Bertrand Picard a fondé Natural Grass, une start-up qui révolutionne les terrains de sport.

Bertrand Picard

Natural Grass, la pelouse qui résiste à tout

  • 24 salariés, dont 9 chercheurs et ingénieurs
  • 110 % de croissance annuelle depuis 2013
  • 26 installations dans 4 disciplines différentes

  • Si l’équipe de France de football a effectué un si beau parcours lors de l’Euro 2016, c’est peut-être un peu grâce à Bertrand Picard. Son entreprise, Natural Grass, a équipé 5 des 10 stades de la compétition avec sa technologie « AirFibr », un substrat végétal destiné au sport.

    Ce matériau unique, mélange de liège, de sable fin et de microfibres synthétiques, a séduit les dirigeants du monde sportif, de l’AS Beauvais jusqu’au Real Madrid, en passant par le Racing 92, grâce à deux avantages majeurs. Sa résistance, qui permet aux équipes d’enchaîner plusieurs matchs en très peu de temps sans détérioration, et sa souplesse, qui diminue les risques de blessure des sportifs.

    A l’origine, Bertrand Picard n’a pas spécialement la main verte. Il jongle avec les millions dans la fusion-acquisition chez Rothschild, à Londres, quand, en 2009, il a le déclic. En travaillant sur le «business model» du club d’Arsenal, il prend conscience du peu d’innovation sur les pelouses. Or l’entretien de ces tapis verts est prohibitif pour la plupart des clubs. Il s’empare donc d’une idée de son père, ingénieur et botaniste, dépositaire d’un brevet sur le matériau qui deviendra «AirFibr». Pour améliorer cette technologie, Natural Grass investit 5 millions d’euros en recherche et développement «sans gagner 1 euro les trois premières années», raconte l’entrepreneur de 36 ans.

    En 2010, coup de chanceL : l’organisation de l’Euro 2016 est attribuée à la France. Natural Grass remporte cinq appels d’offres et tout s’enchaîne très vite. Aujourd’hui, l’entreprise compte 31 installations: 22 stades et terrains d’entraînement de football et rugby, 2 pistes d’équitation, 2 golfs et 5 installations végétales urbaines.

    « De 2013 à 2016, notre chiffre d’affaires a doublé tous les ans», se félicite Bertrand Picard. Mais l’entreprise ne se repose pas sur ses lauriers. «Une équipe de neuf chercheurs et ingénieurs recherche constamment de nouvelles pistes »

    , s’enthousiasme le jeune patron.

    « Nous allons bientôt équiper des courts de tennis et nous élaborons un matériau qui permettra aux golfs d’économiser 70 % d’eau. Nous cherchons aussi des solutions pour aider à la dépollution des villes. »

    Quelle limite se fixe-t-il?

    « Le jour où j’aurai fait la pelouse du Super Bowl, je serai un homme heureux. »

    Et l’on peut même douter qu’il s’arrêtera là.

──────────

▸ **Activités**
A: D'après le texte sur Natural Grass, de quoi est fait le matériau « AirFibr » ?
B: Dans le texte sur Natural Grass, relevez toutes les sortes d'installations que compte aujourd'hui l'entreprise, avec le nombre donné pour chacune.
C: Résumez sous forme de liste le paragraphe du texte sur Natural Grass qui commence par « A l'origine, Bertrand Picard ».

──────────

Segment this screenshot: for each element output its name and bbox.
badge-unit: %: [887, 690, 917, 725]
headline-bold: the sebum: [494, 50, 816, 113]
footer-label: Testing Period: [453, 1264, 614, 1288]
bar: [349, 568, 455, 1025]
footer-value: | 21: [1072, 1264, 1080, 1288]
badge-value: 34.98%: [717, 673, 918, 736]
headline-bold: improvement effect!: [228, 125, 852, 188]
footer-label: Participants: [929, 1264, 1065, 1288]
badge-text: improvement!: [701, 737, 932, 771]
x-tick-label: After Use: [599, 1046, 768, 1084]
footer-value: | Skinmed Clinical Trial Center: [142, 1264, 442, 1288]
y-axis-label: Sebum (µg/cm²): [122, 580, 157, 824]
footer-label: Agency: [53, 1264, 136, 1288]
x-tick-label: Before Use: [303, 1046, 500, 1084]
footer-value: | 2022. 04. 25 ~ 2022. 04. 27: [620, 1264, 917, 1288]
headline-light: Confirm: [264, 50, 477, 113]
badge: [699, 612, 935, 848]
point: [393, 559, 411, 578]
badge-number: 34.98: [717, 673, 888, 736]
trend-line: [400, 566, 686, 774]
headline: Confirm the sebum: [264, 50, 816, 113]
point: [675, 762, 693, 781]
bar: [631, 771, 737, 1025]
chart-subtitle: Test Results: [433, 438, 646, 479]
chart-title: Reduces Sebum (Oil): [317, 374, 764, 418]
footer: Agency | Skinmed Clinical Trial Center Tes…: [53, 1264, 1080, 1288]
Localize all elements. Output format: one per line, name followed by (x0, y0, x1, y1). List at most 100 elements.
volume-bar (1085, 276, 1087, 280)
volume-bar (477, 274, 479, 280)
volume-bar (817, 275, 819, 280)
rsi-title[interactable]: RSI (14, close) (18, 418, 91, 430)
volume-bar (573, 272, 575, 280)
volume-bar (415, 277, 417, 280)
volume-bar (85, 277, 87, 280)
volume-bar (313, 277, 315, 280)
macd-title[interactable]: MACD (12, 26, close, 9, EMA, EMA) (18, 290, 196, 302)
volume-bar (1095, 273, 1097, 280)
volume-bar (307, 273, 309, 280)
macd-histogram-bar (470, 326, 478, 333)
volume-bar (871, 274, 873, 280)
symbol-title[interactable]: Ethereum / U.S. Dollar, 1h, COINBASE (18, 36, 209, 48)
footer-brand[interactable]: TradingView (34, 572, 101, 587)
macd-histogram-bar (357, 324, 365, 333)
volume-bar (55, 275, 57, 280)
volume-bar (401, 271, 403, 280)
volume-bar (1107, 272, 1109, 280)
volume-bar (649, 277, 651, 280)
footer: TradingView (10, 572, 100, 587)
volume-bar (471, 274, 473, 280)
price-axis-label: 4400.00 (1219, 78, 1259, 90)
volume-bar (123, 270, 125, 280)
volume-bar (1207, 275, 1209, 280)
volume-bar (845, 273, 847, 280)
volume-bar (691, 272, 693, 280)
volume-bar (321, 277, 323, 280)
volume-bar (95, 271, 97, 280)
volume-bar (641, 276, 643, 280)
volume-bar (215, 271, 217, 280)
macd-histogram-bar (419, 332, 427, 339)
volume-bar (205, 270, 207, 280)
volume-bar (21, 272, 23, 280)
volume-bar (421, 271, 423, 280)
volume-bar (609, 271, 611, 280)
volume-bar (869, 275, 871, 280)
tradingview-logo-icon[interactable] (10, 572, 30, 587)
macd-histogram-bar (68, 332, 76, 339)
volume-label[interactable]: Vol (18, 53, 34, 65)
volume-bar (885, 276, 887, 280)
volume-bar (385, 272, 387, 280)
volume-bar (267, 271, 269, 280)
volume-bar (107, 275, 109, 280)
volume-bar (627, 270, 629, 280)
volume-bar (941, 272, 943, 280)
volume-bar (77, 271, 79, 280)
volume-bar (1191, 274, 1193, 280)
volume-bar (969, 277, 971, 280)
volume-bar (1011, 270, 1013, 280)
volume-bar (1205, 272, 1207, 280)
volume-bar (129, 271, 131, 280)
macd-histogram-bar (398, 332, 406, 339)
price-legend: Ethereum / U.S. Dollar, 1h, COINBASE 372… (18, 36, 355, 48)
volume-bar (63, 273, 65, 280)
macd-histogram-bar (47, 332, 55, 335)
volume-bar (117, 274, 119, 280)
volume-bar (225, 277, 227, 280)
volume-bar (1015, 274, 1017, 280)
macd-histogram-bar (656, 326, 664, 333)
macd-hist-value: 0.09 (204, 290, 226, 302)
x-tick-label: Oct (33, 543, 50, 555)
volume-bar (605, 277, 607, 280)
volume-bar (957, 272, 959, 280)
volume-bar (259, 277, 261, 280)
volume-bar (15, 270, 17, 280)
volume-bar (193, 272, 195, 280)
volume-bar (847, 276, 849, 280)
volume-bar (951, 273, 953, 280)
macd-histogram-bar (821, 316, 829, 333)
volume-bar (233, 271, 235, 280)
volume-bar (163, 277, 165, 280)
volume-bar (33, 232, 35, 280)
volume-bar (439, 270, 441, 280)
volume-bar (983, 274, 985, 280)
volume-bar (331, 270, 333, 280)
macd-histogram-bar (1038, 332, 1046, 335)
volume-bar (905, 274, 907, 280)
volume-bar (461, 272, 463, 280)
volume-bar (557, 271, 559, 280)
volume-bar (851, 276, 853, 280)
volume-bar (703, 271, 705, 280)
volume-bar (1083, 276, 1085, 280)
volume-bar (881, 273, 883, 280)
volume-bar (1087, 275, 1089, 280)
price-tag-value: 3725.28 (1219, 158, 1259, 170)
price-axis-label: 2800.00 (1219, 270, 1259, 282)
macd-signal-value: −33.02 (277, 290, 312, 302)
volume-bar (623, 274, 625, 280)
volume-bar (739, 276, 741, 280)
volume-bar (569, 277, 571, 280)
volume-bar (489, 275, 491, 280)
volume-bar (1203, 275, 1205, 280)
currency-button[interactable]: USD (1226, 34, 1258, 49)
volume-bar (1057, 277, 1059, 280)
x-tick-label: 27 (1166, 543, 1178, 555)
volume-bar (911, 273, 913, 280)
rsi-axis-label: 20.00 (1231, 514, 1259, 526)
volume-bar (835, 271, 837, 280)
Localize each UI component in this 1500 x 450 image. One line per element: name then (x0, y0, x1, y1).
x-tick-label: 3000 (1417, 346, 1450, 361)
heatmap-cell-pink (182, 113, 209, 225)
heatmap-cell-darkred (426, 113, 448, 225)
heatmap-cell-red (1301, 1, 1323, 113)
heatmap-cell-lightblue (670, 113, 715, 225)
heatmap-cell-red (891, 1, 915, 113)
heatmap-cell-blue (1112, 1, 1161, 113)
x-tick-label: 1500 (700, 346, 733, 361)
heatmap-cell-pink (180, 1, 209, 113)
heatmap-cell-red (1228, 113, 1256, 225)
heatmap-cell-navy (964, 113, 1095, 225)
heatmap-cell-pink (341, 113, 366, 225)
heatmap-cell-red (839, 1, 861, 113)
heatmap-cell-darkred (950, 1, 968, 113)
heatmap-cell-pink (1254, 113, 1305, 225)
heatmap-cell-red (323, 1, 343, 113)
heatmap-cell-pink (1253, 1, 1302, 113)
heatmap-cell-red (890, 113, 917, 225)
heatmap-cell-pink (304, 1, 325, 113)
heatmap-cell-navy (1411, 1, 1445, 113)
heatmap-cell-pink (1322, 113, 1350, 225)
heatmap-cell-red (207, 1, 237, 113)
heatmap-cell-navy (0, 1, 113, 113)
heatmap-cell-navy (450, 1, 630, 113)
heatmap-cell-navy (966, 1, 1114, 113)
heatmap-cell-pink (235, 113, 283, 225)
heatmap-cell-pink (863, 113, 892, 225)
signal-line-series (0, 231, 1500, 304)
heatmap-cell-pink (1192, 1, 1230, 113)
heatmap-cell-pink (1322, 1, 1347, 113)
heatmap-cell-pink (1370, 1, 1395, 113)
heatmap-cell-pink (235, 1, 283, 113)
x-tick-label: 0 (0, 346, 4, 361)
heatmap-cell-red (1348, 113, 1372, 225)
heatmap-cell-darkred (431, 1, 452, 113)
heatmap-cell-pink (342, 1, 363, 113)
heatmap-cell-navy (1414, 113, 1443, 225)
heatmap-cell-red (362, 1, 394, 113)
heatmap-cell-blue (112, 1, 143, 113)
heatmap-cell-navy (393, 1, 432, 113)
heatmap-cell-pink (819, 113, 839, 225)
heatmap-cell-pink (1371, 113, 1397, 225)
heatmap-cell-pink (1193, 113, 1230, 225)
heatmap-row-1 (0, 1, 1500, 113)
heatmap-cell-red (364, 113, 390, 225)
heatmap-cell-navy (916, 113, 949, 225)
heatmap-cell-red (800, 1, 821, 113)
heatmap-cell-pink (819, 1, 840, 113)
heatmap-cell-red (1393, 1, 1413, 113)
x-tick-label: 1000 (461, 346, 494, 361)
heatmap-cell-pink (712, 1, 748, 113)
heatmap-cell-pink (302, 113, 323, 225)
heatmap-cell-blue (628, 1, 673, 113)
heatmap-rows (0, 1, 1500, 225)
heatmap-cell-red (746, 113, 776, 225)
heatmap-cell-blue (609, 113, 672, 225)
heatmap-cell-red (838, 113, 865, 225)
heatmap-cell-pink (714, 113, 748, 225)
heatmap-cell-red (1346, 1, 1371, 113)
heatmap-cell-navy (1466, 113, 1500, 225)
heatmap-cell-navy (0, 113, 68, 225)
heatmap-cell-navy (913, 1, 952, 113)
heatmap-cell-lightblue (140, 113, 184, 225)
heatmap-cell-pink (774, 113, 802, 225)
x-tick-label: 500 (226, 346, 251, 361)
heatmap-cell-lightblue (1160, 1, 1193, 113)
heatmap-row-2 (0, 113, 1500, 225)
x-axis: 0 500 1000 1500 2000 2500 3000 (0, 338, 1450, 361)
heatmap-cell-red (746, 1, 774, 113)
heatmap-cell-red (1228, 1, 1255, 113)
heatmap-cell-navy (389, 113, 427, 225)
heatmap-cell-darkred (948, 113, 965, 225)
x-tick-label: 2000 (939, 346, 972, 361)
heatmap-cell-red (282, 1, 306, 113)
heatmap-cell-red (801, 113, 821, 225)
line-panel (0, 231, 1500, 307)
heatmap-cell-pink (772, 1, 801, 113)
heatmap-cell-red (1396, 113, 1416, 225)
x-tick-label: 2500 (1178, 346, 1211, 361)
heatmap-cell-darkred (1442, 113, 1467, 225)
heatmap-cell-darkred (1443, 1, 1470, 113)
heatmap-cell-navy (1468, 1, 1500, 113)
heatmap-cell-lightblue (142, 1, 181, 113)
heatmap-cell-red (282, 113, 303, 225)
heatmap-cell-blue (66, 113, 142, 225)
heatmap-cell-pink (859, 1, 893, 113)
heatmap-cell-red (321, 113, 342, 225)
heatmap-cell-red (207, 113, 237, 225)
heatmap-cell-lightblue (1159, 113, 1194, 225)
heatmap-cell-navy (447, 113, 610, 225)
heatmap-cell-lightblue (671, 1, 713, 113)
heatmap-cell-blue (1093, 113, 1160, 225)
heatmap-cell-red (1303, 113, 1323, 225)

──────────

▸ **Corrigé détaillé**
A: Il est fait d'un mélange de liège, de sable fin et de microfibres synthétiques.

B:
- 22 stades et terrains d'entraînement de football et rugby
- 2 pistes d'équitation
- 2 golfs
- 5 installations végétales urbaines

C:
- Bertrand Picard travaille d'abord dans la fusion-acquisition chez Rothschild, à Londres.
- En 2009, en travaillant sur le « business model » d'Arsenal, il remarque le peu d'innovation sur les pelouses, dont l'entretien coûte trop cher à la plupart des clubs.
- Il reprend une idée de son père, ingénieur et botaniste, qui détient un brevet sur le futur « AirFibr ».
- Natural Grass investit 5 millions d'euros en recherche et développement, sans rien gagner les trois premières années.